◆ **Written task**: Everything in the data should be repeated exactly, save for the images.

[Stored data entries]

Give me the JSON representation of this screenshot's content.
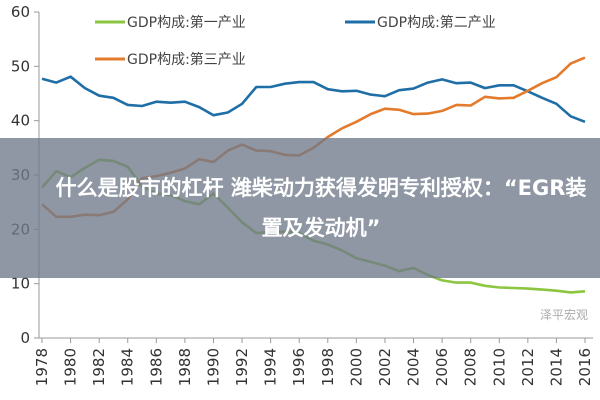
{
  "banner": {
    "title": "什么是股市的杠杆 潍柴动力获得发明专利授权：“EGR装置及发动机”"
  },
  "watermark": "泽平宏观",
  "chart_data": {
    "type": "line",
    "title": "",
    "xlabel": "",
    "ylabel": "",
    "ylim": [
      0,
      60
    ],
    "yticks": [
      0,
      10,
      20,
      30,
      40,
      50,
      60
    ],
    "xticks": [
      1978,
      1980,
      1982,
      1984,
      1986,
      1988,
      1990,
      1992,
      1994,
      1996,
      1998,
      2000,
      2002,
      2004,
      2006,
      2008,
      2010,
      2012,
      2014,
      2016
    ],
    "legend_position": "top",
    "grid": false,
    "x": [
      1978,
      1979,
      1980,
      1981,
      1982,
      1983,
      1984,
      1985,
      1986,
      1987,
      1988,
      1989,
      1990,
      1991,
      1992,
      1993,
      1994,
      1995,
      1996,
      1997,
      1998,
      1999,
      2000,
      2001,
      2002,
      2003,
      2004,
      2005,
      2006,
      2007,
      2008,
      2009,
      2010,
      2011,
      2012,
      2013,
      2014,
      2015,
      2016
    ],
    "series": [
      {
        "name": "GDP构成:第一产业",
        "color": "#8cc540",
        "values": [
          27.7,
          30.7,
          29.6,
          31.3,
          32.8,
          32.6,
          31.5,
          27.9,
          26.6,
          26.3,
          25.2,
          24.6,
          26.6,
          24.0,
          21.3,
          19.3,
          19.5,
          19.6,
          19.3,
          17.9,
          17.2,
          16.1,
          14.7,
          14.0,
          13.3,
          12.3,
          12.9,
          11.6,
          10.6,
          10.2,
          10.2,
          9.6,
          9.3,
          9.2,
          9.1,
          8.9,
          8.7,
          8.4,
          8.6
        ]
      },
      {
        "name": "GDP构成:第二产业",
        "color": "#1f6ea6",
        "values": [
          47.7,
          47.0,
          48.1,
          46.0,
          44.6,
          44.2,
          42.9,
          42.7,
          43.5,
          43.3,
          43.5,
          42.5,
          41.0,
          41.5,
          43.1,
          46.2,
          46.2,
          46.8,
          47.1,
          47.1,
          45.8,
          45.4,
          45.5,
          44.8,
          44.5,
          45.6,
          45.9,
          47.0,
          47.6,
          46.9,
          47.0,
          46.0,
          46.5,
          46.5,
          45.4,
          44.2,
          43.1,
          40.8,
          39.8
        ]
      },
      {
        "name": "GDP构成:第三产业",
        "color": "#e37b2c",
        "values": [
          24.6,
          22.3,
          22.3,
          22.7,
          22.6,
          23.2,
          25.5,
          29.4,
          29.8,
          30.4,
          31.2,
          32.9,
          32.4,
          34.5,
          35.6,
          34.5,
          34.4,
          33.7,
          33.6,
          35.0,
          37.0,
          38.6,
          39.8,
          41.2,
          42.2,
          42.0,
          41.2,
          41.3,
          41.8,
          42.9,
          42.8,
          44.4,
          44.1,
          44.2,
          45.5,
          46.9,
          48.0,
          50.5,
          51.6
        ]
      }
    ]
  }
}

◆ **Task result**:
Give me the JSON representation of this screenshot's content.
{
  "banner": {
    "title": "什么是股市的杠杆 潍柴动力获得发明专利授权：“EGR装置及发动机”"
  },
  "watermark": "泽平宏观",
  "chart_data": {
    "type": "line",
    "title": "",
    "xlabel": "",
    "ylabel": "",
    "ylim": [
      0,
      60
    ],
    "yticks": [
      0,
      10,
      20,
      30,
      40,
      50,
      60
    ],
    "xticks": [
      1978,
      1980,
      1982,
      1984,
      1986,
      1988,
      1990,
      1992,
      1994,
      1996,
      1998,
      2000,
      2002,
      2004,
      2006,
      2008,
      2010,
      2012,
      2014,
      2016
    ],
    "legend_position": "top",
    "grid": false,
    "x": [
      1978,
      1979,
      1980,
      1981,
      1982,
      1983,
      1984,
      1985,
      1986,
      1987,
      1988,
      1989,
      1990,
      1991,
      1992,
      1993,
      1994,
      1995,
      1996,
      1997,
      1998,
      1999,
      2000,
      2001,
      2002,
      2003,
      2004,
      2005,
      2006,
      2007,
      2008,
      2009,
      2010,
      2011,
      2012,
      2013,
      2014,
      2015,
      2016
    ],
    "series": [
      {
        "name": "GDP构成:第一产业",
        "color": "#8cc540",
        "values": [
          27.7,
          30.7,
          29.6,
          31.3,
          32.8,
          32.6,
          31.5,
          27.9,
          26.6,
          26.3,
          25.2,
          24.6,
          26.6,
          24.0,
          21.3,
          19.3,
          19.5,
          19.6,
          19.3,
          17.9,
          17.2,
          16.1,
          14.7,
          14.0,
          13.3,
          12.3,
          12.9,
          11.6,
          10.6,
          10.2,
          10.2,
          9.6,
          9.3,
          9.2,
          9.1,
          8.9,
          8.7,
          8.4,
          8.6
        ]
      },
      {
        "name": "GDP构成:第二产业",
        "color": "#1f6ea6",
        "values": [
          47.7,
          47.0,
          48.1,
          46.0,
          44.6,
          44.2,
          42.9,
          42.7,
          43.5,
          43.3,
          43.5,
          42.5,
          41.0,
          41.5,
          43.1,
          46.2,
          46.2,
          46.8,
          47.1,
          47.1,
          45.8,
          45.4,
          45.5,
          44.8,
          44.5,
          45.6,
          45.9,
          47.0,
          47.6,
          46.9,
          47.0,
          46.0,
          46.5,
          46.5,
          45.4,
          44.2,
          43.1,
          40.8,
          39.8
        ]
      },
      {
        "name": "GDP构成:第三产业",
        "color": "#e37b2c",
        "values": [
          24.6,
          22.3,
          22.3,
          22.7,
          22.6,
          23.2,
          25.5,
          29.4,
          29.8,
          30.4,
          31.2,
          32.9,
          32.4,
          34.5,
          35.6,
          34.5,
          34.4,
          33.7,
          33.6,
          35.0,
          37.0,
          38.6,
          39.8,
          41.2,
          42.2,
          42.0,
          41.2,
          41.3,
          41.8,
          42.9,
          42.8,
          44.4,
          44.1,
          44.2,
          45.5,
          46.9,
          48.0,
          50.5,
          51.6
        ]
      }
    ]
  }
}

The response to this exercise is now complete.